Problem to solve: Every record must be repeated exactly; omit any pictures they contain.

Part of a data file:

## BEGIN

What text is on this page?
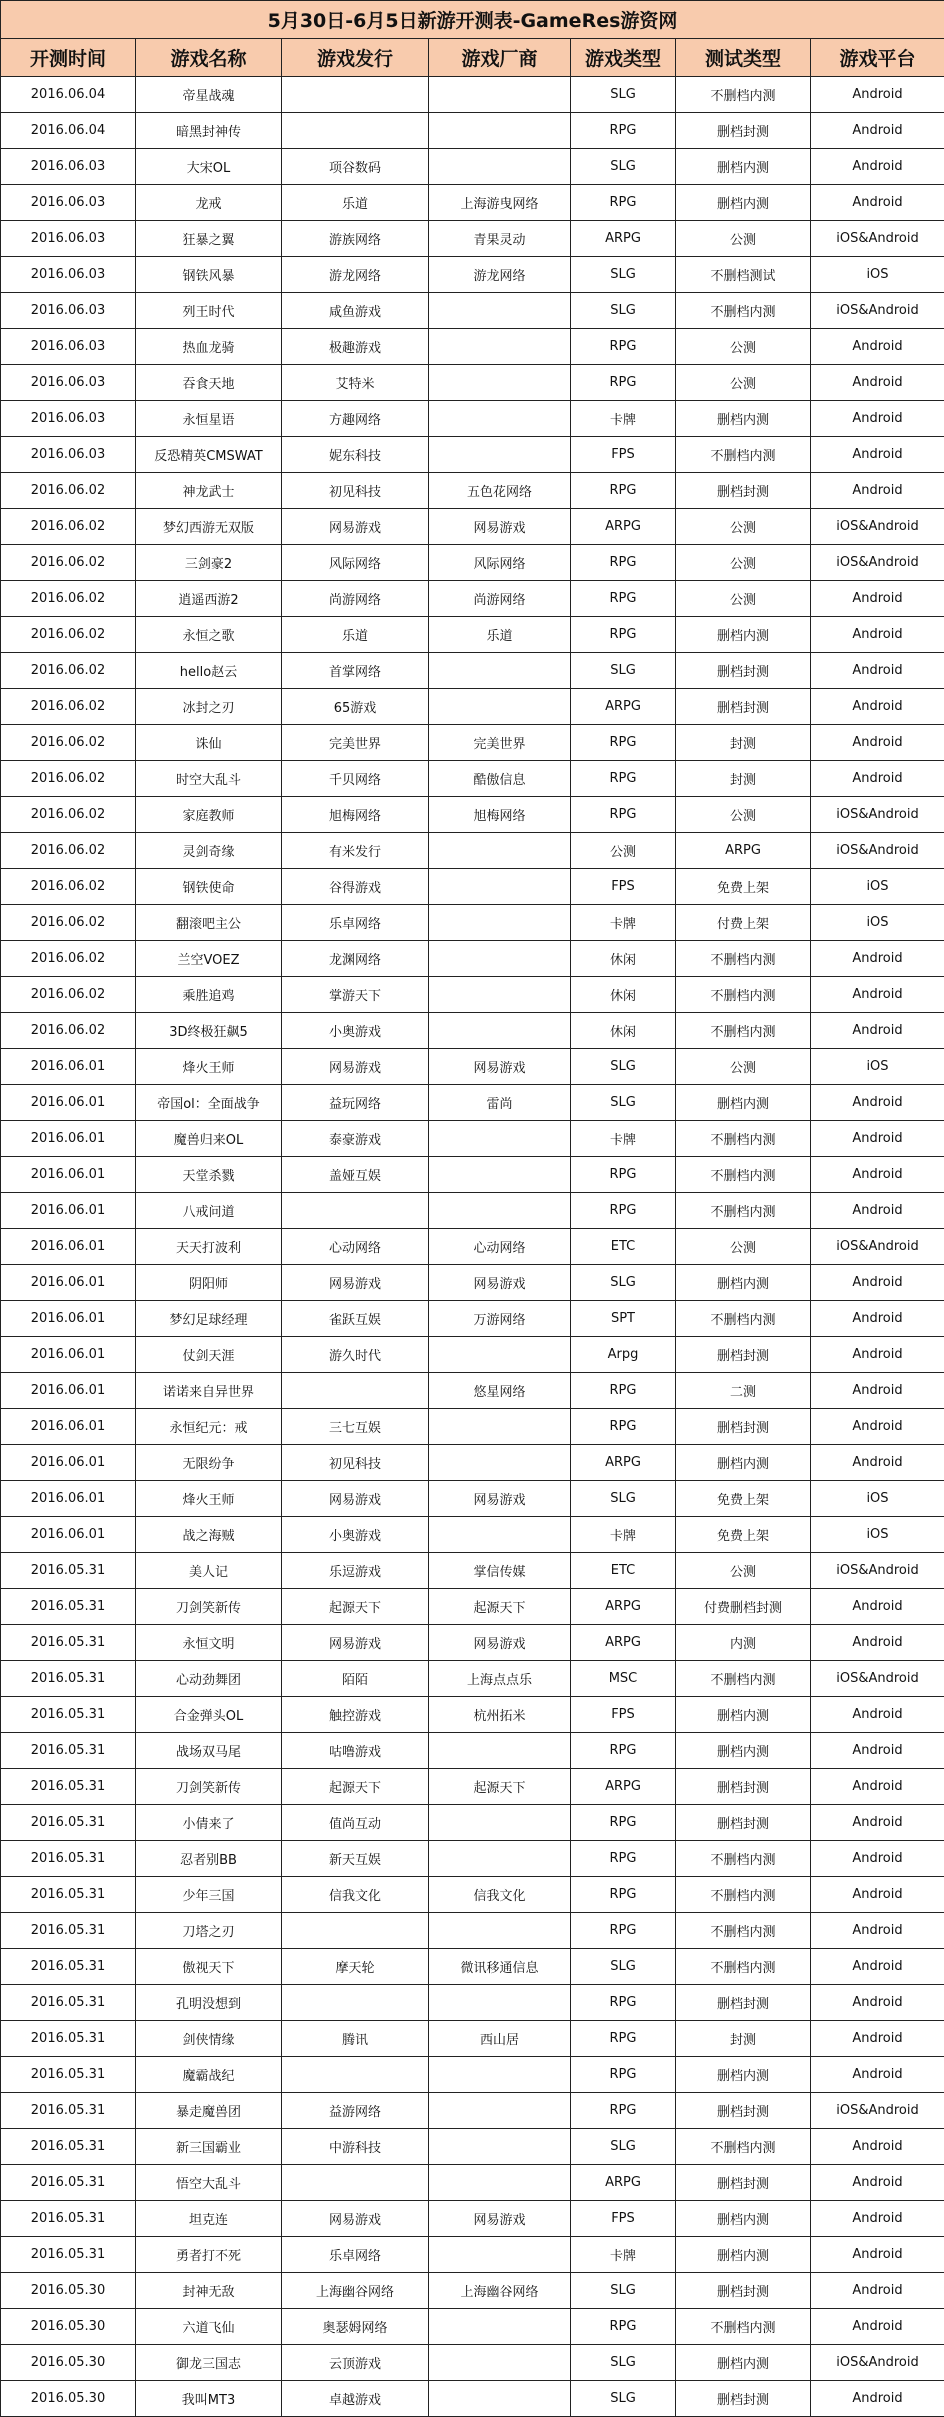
5月30日-6月5日新游开测表-GameRes游资网						
开测时间	游戏名称	游戏发行	游戏厂商	游戏类型	测试类型	游戏平台
2016.06.04	帝星战魂			SLG	不删档内测	Android
2016.06.04	暗黑封神传			RPG	删档封测	Android
2016.06.03	大宋OL	项谷数码		SLG	删档内测	Android
2016.06.03	龙戒	乐道	上海游曳网络	RPG	删档内测	Android
2016.06.03	狂暴之翼	游族网络	青果灵动	ARPG	公测	iOS&Android
2016.06.03	钢铁风暴	游龙网络	游龙网络	SLG	不删档测试	iOS
2016.06.03	列王时代	咸鱼游戏		SLG	不删档内测	iOS&Android
2016.06.03	热血龙骑	极趣游戏		RPG	公测	Android
2016.06.03	吞食天地	艾特米		RPG	公测	Android
2016.06.03	永恒星语	方趣网络		卡牌	删档内测	Android
2016.06.03	反恐精英CMSWAT	妮东科技		FPS	不删档内测	Android
2016.06.02	神龙武士	初见科技	五色花网络	RPG	删档封测	Android
2016.06.02	梦幻西游无双版	网易游戏	网易游戏	ARPG	公测	iOS&Android
2016.06.02	三剑豪2	风际网络	风际网络	RPG	公测	iOS&Android
2016.06.02	逍遥西游2	尚游网络	尚游网络	RPG	公测	Android
2016.06.02	永恒之歌	乐道	乐道	RPG	删档内测	Android
2016.06.02	hello赵云	首掌网络		SLG	删档封测	Android
2016.06.02	冰封之刃	65游戏		ARPG	删档封测	Android
2016.06.02	诛仙	完美世界	完美世界	RPG	封测	Android
2016.06.02	时空大乱斗	千贝网络	酷傲信息	RPG	封测	Android
2016.06.02	家庭教师	旭梅网络	旭梅网络	RPG	公测	iOS&Android
2016.06.02	灵剑奇缘	有米发行		公测	ARPG	iOS&Android
2016.06.02	钢铁使命	谷得游戏		FPS	免费上架	iOS
2016.06.02	翻滚吧主公	乐卓网络		卡牌	付费上架	iOS
2016.06.02	兰空VOEZ	龙渊网络		休闲	不删档内测	Android
2016.06.02	乘胜追鸡	掌游天下		休闲	不删档内测	Android
2016.06.02	3D终极狂飙5	小奥游戏		休闲	不删档内测	Android
2016.06.01	烽火王师	网易游戏	网易游戏	SLG	公测	iOS
2016.06.01	帝国ol：全面战争	益玩网络	雷尚	SLG	删档内测	Android
2016.06.01	魔兽归来OL	泰豪游戏		卡牌	不删档内测	Android
2016.06.01	天堂杀戮	盖娅互娱		RPG	不删档内测	Android
2016.06.01	八戒问道			RPG	不删档内测	Android
2016.06.01	天天打波利	心动网络	心动网络	ETC	公测	iOS&Android
2016.06.01	阴阳师	网易游戏	网易游戏	SLG	删档内测	Android
2016.06.01	梦幻足球经理	雀跃互娱	万游网络	SPT	不删档内测	Android
2016.06.01	仗剑天涯	游久时代		Arpg	删档封测	Android
2016.06.01	诺诺来自异世界		悠星网络	RPG	二测	Android
2016.06.01	永恒纪元：戒	三七互娱		RPG	删档封测	Android
2016.06.01	无限纷争	初见科技		ARPG	删档内测	Android
2016.06.01	烽火王师	网易游戏	网易游戏	SLG	免费上架	iOS
2016.06.01	战之海贼	小奥游戏		卡牌	免费上架	iOS
2016.05.31	美人记	乐逗游戏	掌信传媒	ETC	公测	iOS&Android
2016.05.31	刀剑笑新传	起源天下	起源天下	ARPG	付费删档封测	Android
2016.05.31	永恒文明	网易游戏	网易游戏	ARPG	内测	Android
2016.05.31	心动劲舞团	陌陌	上海点点乐	MSC	不删档内测	iOS&Android
2016.05.31	合金弹头OL	触控游戏	杭州拓米	FPS	删档内测	Android
2016.05.31	战场双马尾	咕噜游戏		RPG	删档内测	Android
2016.05.31	刀剑笑新传	起源天下	起源天下	ARPG	删档封测	Android
2016.05.31	小倩来了	值尚互动		RPG	删档封测	Android
2016.05.31	忍者别BB	新天互娱		RPG	不删档内测	Android
2016.05.31	少年三国	信我文化	信我文化	RPG	不删档内测	Android
2016.05.31	刀塔之刃			RPG	不删档内测	Android
2016.05.31	傲视天下	摩天轮	微讯移通信息	SLG	不删档内测	Android
2016.05.31	孔明没想到			RPG	删档封测	Android
2016.05.31	剑侠情缘	腾讯	西山居	RPG	封测	Android
2016.05.31	魔霸战纪			RPG	删档内测	Android
2016.05.31	暴走魔兽团	益游网络		RPG	删档封测	iOS&Android
2016.05.31	新三国霸业	中游科技		SLG	不删档内测	Android
2016.05.31	悟空大乱斗			ARPG	删档封测	Android
2016.05.31	坦克连	网易游戏	网易游戏	FPS	删档内测	Android
2016.05.31	勇者打不死	乐卓网络		卡牌	删档内测	Android
2016.05.30	封神无敌	上海幽谷网络	上海幽谷网络	SLG	删档封测	Android
2016.05.30	六道飞仙	奥瑟姆网络		RPG	不删档内测	Android
2016.05.30	御龙三国志	云顶游戏		SLG	删档内测	iOS&Android
2016.05.30	我叫MT3	卓越游戏		SLG	删档封测	Android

## END

Full output:
What text is on this page?
5月30日-6月5日新游开测表-GameRes游资网						
开测时间	游戏名称	游戏发行	游戏厂商	游戏类型	测试类型	游戏平台
2016.06.04	帝星战魂			SLG	不删档内测	Android
2016.06.04	暗黑封神传			RPG	删档封测	Android
2016.06.03	大宋OL	项谷数码		SLG	删档内测	Android
2016.06.03	龙戒	乐道	上海游曳网络	RPG	删档内测	Android
2016.06.03	狂暴之翼	游族网络	青果灵动	ARPG	公测	iOS&Android
2016.06.03	钢铁风暴	游龙网络	游龙网络	SLG	不删档测试	iOS
2016.06.03	列王时代	咸鱼游戏		SLG	不删档内测	iOS&Android
2016.06.03	热血龙骑	极趣游戏		RPG	公测	Android
2016.06.03	吞食天地	艾特米		RPG	公测	Android
2016.06.03	永恒星语	方趣网络		卡牌	删档内测	Android
2016.06.03	反恐精英CMSWAT	妮东科技		FPS	不删档内测	Android
2016.06.02	神龙武士	初见科技	五色花网络	RPG	删档封测	Android
2016.06.02	梦幻西游无双版	网易游戏	网易游戏	ARPG	公测	iOS&Android
2016.06.02	三剑豪2	风际网络	风际网络	RPG	公测	iOS&Android
2016.06.02	逍遥西游2	尚游网络	尚游网络	RPG	公测	Android
2016.06.02	永恒之歌	乐道	乐道	RPG	删档内测	Android
2016.06.02	hello赵云	首掌网络		SLG	删档封测	Android
2016.06.02	冰封之刃	65游戏		ARPG	删档封测	Android
2016.06.02	诛仙	完美世界	完美世界	RPG	封测	Android
2016.06.02	时空大乱斗	千贝网络	酷傲信息	RPG	封测	Android
2016.06.02	家庭教师	旭梅网络	旭梅网络	RPG	公测	iOS&Android
2016.06.02	灵剑奇缘	有米发行		公测	ARPG	iOS&Android
2016.06.02	钢铁使命	谷得游戏		FPS	免费上架	iOS
2016.06.02	翻滚吧主公	乐卓网络		卡牌	付费上架	iOS
2016.06.02	兰空VOEZ	龙渊网络		休闲	不删档内测	Android
2016.06.02	乘胜追鸡	掌游天下		休闲	不删档内测	Android
2016.06.02	3D终极狂飙5	小奥游戏		休闲	不删档内测	Android
2016.06.01	烽火王师	网易游戏	网易游戏	SLG	公测	iOS
2016.06.01	帝国ol：全面战争	益玩网络	雷尚	SLG	删档内测	Android
2016.06.01	魔兽归来OL	泰豪游戏		卡牌	不删档内测	Android
2016.06.01	天堂杀戮	盖娅互娱		RPG	不删档内测	Android
2016.06.01	八戒问道			RPG	不删档内测	Android
2016.06.01	天天打波利	心动网络	心动网络	ETC	公测	iOS&Android
2016.06.01	阴阳师	网易游戏	网易游戏	SLG	删档内测	Android
2016.06.01	梦幻足球经理	雀跃互娱	万游网络	SPT	不删档内测	Android
2016.06.01	仗剑天涯	游久时代		Arpg	删档封测	Android
2016.06.01	诺诺来自异世界		悠星网络	RPG	二测	Android
2016.06.01	永恒纪元：戒	三七互娱		RPG	删档封测	Android
2016.06.01	无限纷争	初见科技		ARPG	删档内测	Android
2016.06.01	烽火王师	网易游戏	网易游戏	SLG	免费上架	iOS
2016.06.01	战之海贼	小奥游戏		卡牌	免费上架	iOS
2016.05.31	美人记	乐逗游戏	掌信传媒	ETC	公测	iOS&Android
2016.05.31	刀剑笑新传	起源天下	起源天下	ARPG	付费删档封测	Android
2016.05.31	永恒文明	网易游戏	网易游戏	ARPG	内测	Android
2016.05.31	心动劲舞团	陌陌	上海点点乐	MSC	不删档内测	iOS&Android
2016.05.31	合金弹头OL	触控游戏	杭州拓米	FPS	删档内测	Android
2016.05.31	战场双马尾	咕噜游戏		RPG	删档内测	Android
2016.05.31	刀剑笑新传	起源天下	起源天下	ARPG	删档封测	Android
2016.05.31	小倩来了	值尚互动		RPG	删档封测	Android
2016.05.31	忍者别BB	新天互娱		RPG	不删档内测	Android
2016.05.31	少年三国	信我文化	信我文化	RPG	不删档内测	Android
2016.05.31	刀塔之刃			RPG	不删档内测	Android
2016.05.31	傲视天下	摩天轮	微讯移通信息	SLG	不删档内测	Android
2016.05.31	孔明没想到			RPG	删档封测	Android
2016.05.31	剑侠情缘	腾讯	西山居	RPG	封测	Android
2016.05.31	魔霸战纪			RPG	删档内测	Android
2016.05.31	暴走魔兽团	益游网络		RPG	删档封测	iOS&Android
2016.05.31	新三国霸业	中游科技		SLG	不删档内测	Android
2016.05.31	悟空大乱斗			ARPG	删档封测	Android
2016.05.31	坦克连	网易游戏	网易游戏	FPS	删档内测	Android
2016.05.31	勇者打不死	乐卓网络		卡牌	删档内测	Android
2016.05.30	封神无敌	上海幽谷网络	上海幽谷网络	SLG	删档封测	Android
2016.05.30	六道飞仙	奥瑟姆网络		RPG	不删档内测	Android
2016.05.30	御龙三国志	云顶游戏		SLG	删档内测	iOS&Android
2016.05.30	我叫MT3	卓越游戏		SLG	删档封测	Android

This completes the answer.